- [AIM]
Please list all lines of the material below in which the string "screenshot" occurs.

- [RAW DATA]
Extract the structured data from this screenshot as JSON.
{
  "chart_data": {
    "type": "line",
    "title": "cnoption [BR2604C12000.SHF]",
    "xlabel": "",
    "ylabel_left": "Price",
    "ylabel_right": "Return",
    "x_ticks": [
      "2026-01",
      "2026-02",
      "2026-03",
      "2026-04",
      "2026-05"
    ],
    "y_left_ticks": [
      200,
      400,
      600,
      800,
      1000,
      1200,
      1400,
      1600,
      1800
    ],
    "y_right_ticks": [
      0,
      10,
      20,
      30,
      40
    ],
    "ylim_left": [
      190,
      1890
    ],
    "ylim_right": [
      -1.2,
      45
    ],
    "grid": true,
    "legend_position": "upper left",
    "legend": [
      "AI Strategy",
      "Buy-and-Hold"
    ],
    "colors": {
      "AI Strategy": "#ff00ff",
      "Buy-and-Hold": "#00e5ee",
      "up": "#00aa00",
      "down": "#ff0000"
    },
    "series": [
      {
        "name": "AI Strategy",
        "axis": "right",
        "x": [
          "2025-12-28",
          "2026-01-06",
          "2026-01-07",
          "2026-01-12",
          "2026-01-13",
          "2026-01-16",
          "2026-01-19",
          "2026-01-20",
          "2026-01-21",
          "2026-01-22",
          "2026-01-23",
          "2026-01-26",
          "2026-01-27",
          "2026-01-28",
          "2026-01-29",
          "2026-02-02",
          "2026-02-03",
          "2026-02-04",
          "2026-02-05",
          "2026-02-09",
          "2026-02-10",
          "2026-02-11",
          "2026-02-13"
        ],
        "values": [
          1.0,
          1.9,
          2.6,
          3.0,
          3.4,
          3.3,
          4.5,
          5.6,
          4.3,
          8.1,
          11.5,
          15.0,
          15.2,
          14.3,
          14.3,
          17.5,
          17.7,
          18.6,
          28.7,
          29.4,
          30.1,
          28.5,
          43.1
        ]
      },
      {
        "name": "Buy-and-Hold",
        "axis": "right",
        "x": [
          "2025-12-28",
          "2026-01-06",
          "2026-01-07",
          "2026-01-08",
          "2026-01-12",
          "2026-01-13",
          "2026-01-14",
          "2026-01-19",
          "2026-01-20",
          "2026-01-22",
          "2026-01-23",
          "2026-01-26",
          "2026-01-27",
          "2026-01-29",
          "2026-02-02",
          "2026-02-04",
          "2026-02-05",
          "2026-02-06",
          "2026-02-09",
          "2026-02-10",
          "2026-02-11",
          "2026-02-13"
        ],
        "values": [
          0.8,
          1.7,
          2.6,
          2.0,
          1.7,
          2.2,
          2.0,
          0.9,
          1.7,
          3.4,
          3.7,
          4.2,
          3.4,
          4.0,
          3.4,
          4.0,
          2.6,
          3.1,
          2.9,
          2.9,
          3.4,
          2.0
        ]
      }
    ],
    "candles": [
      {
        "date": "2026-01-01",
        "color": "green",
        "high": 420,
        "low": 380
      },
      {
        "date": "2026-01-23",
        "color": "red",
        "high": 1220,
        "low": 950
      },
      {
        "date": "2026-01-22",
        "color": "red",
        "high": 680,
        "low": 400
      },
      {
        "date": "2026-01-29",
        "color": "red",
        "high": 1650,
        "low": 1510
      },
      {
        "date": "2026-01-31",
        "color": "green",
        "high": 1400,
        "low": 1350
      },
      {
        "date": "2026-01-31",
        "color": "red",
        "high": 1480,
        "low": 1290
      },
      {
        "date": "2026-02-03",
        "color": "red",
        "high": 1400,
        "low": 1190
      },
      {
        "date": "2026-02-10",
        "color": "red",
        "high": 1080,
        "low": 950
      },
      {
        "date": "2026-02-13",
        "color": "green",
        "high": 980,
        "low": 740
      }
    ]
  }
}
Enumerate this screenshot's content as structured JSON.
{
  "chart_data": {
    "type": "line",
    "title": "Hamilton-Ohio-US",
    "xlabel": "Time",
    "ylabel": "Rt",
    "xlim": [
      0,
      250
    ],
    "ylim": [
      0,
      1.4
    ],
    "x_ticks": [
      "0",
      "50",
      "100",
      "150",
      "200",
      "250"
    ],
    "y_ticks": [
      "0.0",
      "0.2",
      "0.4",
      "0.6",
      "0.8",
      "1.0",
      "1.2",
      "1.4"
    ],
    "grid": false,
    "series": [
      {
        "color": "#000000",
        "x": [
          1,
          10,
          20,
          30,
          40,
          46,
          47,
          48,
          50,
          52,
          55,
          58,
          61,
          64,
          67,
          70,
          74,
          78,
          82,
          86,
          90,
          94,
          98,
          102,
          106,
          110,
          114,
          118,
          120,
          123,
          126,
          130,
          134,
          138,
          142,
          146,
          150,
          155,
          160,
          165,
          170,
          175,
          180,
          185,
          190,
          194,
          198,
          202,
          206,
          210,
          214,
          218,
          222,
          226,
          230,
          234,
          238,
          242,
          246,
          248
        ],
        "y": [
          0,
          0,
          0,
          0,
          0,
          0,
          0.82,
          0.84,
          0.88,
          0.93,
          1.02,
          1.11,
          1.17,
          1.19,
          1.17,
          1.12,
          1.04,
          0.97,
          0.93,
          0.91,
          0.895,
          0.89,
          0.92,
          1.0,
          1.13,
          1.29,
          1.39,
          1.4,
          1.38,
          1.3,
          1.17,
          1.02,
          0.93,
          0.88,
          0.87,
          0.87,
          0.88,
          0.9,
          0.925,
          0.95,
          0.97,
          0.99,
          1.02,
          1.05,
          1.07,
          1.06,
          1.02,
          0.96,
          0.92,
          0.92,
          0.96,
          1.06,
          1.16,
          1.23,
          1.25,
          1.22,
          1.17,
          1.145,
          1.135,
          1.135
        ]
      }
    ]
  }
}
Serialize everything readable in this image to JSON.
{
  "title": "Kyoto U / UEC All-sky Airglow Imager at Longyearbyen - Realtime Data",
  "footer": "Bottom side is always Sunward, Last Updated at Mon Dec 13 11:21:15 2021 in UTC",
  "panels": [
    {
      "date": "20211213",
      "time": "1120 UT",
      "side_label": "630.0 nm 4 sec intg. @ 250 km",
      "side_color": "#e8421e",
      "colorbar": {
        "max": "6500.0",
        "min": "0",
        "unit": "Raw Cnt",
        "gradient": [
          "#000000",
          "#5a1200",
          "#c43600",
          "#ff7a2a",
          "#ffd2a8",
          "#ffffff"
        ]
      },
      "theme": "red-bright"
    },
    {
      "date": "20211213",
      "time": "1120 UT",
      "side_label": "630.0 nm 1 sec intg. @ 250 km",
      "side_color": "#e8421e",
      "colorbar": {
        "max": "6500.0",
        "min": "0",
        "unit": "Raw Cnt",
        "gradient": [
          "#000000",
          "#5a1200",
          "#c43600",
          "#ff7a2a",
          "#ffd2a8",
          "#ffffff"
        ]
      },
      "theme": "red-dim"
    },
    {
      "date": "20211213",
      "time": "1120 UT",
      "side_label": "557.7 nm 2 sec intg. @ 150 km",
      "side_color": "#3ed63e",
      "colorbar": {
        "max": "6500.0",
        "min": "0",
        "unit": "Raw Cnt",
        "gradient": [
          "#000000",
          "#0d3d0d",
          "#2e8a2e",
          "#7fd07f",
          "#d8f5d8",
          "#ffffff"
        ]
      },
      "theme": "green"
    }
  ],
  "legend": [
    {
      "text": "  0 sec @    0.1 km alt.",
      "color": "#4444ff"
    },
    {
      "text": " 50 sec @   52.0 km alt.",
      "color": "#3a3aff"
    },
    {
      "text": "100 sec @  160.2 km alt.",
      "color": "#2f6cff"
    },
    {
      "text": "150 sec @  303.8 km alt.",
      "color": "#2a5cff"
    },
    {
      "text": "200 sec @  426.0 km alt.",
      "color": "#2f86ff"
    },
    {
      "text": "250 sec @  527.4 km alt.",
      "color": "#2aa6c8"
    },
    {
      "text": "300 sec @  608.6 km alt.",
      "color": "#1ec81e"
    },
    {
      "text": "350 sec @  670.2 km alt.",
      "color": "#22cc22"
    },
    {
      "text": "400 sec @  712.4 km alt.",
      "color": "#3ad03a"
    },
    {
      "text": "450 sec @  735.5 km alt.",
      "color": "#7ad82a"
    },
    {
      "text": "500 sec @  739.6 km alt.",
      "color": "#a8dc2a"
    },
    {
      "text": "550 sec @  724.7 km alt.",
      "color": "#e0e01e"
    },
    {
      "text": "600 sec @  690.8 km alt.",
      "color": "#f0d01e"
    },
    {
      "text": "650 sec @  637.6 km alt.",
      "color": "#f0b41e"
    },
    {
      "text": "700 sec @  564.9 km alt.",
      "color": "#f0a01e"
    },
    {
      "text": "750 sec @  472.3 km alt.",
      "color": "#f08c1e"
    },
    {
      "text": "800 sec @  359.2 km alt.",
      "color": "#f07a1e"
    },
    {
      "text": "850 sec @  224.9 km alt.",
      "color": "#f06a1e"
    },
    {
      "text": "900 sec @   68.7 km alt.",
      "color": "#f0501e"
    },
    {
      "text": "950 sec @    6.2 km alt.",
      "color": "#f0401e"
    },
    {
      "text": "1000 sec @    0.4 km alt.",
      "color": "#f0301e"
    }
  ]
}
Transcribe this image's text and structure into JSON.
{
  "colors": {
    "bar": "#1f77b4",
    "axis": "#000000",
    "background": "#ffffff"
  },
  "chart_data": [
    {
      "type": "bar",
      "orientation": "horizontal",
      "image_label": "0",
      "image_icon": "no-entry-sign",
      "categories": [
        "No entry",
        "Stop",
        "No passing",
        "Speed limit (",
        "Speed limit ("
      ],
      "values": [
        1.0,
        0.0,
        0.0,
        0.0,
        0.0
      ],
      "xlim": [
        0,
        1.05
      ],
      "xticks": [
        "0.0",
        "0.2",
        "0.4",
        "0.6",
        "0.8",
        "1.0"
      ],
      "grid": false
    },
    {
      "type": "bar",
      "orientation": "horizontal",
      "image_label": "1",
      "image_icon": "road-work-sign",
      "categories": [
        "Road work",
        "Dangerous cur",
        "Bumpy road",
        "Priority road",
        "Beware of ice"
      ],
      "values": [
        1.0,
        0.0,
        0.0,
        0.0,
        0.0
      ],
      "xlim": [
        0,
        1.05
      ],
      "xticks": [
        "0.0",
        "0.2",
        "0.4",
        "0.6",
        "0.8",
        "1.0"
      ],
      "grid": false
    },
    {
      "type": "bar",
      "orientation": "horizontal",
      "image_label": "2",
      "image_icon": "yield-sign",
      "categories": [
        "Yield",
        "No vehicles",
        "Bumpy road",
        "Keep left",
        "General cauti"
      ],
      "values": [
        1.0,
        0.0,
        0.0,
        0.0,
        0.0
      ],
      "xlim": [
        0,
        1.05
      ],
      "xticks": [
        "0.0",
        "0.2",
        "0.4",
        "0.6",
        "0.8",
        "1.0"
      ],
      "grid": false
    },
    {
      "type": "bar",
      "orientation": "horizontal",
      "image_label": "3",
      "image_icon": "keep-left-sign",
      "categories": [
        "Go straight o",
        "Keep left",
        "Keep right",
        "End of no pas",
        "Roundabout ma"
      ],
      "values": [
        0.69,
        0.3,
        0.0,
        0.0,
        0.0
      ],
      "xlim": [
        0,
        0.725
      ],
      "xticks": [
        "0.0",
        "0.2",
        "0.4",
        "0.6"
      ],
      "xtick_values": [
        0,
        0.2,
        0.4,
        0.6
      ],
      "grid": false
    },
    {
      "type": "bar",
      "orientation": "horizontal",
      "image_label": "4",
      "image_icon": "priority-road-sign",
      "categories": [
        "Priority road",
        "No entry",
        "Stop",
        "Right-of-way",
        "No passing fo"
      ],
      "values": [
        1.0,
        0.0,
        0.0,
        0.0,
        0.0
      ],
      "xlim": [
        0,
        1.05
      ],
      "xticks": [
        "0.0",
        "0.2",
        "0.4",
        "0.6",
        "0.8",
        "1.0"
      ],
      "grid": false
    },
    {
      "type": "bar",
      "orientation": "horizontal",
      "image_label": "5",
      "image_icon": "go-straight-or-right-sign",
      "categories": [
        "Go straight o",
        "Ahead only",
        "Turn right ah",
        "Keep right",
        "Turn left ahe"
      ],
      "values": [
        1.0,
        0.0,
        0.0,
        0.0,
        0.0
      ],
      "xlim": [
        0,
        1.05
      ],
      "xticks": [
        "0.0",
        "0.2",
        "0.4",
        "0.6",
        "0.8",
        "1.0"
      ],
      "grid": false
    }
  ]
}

- [ANSWER BELOW]
Extract the structured data from this screenshot as JSON.
Enumerate this screenshot's content as structured JSON.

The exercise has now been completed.